-- Stated goal --
Each line of the listing must be transcribed exactly, except for the images, which should be excluded.

[Items from a data source]
________________
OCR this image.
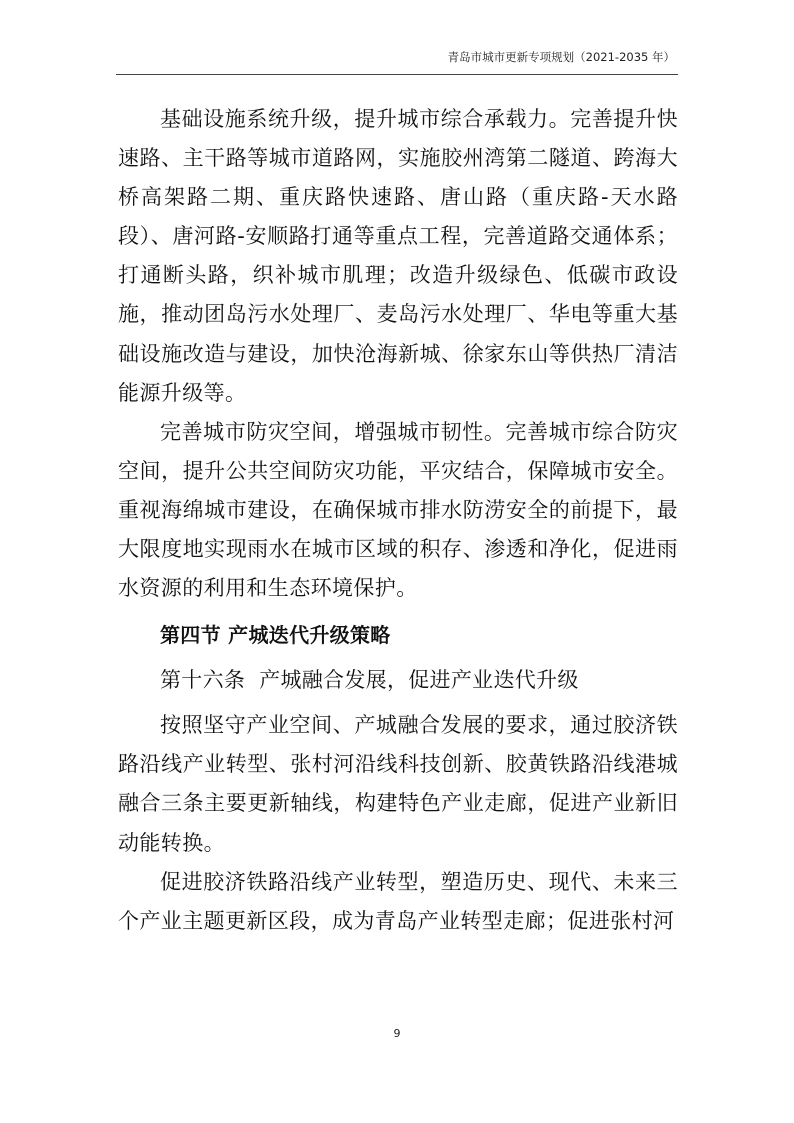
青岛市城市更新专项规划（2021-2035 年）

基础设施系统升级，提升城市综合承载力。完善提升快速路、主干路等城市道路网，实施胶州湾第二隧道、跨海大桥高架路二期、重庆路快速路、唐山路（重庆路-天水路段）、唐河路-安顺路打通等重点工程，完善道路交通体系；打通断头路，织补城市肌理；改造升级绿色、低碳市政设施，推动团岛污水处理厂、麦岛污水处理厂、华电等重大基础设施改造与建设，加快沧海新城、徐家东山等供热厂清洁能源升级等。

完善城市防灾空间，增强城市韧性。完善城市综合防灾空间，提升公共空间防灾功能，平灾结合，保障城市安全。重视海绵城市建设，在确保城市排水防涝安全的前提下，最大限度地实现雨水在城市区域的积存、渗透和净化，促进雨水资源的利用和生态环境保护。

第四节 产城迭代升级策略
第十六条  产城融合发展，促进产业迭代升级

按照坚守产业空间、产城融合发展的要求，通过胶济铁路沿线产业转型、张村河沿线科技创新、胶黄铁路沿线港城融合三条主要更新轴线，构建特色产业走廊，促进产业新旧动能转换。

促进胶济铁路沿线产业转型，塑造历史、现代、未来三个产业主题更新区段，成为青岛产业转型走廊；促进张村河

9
________________
-- Response below --
OCR this image.
青岛市城市更新专项规划（2021-2035 年）

基础设施系统升级，提升城市综合承载力。完善提升快速路、主干路等城市道路网，实施胶州湾第二隧道、跨海大桥高架路二期、重庆路快速路、唐山路（重庆路-天水路段）、唐河路-安顺路打通等重点工程，完善道路交通体系；打通断头路，织补城市肌理；改造升级绿色、低碳市政设施，推动团岛污水处理厂、麦岛污水处理厂、华电等重大基础设施改造与建设，加快沧海新城、徐家东山等供热厂清洁能源升级等。

完善城市防灾空间，增强城市韧性。完善城市综合防灾空间，提升公共空间防灾功能，平灾结合，保障城市安全。重视海绵城市建设，在确保城市排水防涝安全的前提下，最大限度地实现雨水在城市区域的积存、渗透和净化，促进雨水资源的利用和生态环境保护。

第四节 产城迭代升级策略
第十六条  产城融合发展，促进产业迭代升级

按照坚守产业空间、产城融合发展的要求，通过胶济铁路沿线产业转型、张村河沿线科技创新、胶黄铁路沿线港城融合三条主要更新轴线，构建特色产业走廊，促进产业新旧动能转换。

促进胶济铁路沿线产业转型，塑造历史、现代、未来三个产业主题更新区段，成为青岛产业转型走廊；促进张村河

9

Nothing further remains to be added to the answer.